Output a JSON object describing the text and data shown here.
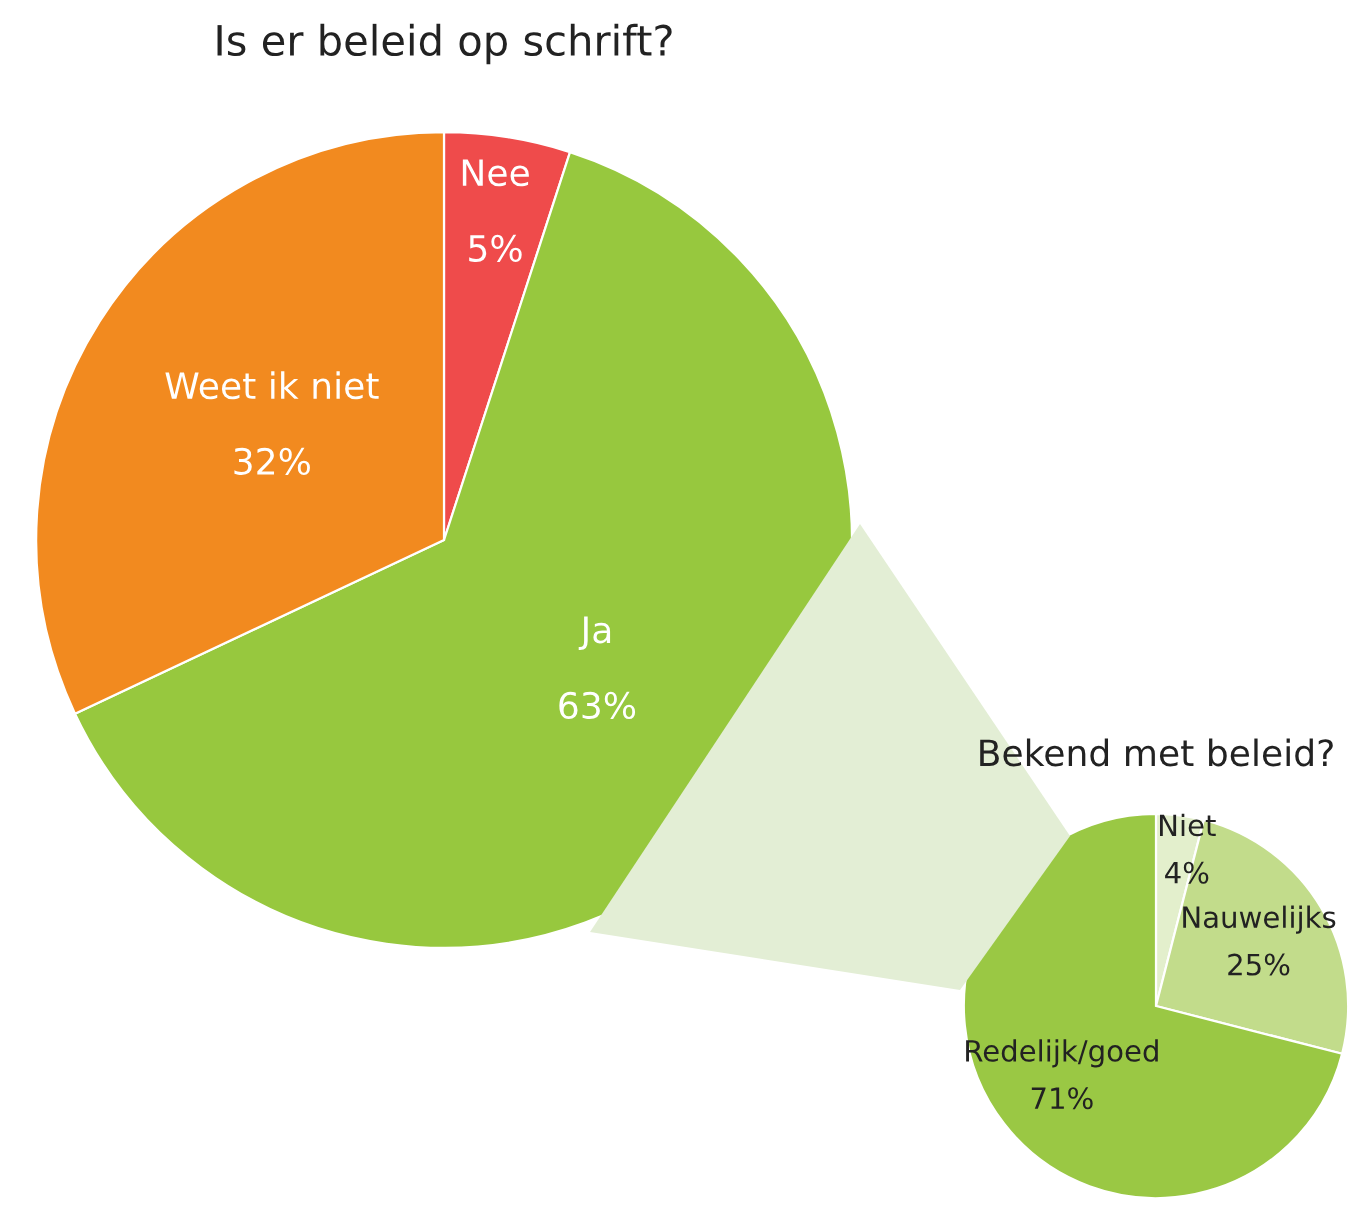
{
  "chart_data": [
    {
      "type": "pie",
      "title": "Is er beleid op schrift?",
      "categories": [
        "Nee",
        "Ja",
        "Weet ik niet"
      ],
      "values": [
        5,
        63,
        32
      ],
      "value_labels": [
        "5%",
        "63%",
        "32%"
      ],
      "colors": [
        "#ef4b4b",
        "#97c83e",
        "#f28a1f"
      ]
    },
    {
      "type": "pie",
      "title": "Bekend met beleid?",
      "categories": [
        "Niet",
        "Nauwelijks",
        "Redelijk/goed"
      ],
      "values": [
        4,
        25,
        71
      ],
      "value_labels": [
        "4%",
        "25%",
        "71%"
      ],
      "colors": [
        "#e3efcc",
        "#c2dc8b",
        "#9ac844"
      ]
    }
  ]
}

|---|

Extract lines where the string "beleid" occurs.

      "title": "Is er beleid op schrift?",
      "title": "Bekend met beleid?",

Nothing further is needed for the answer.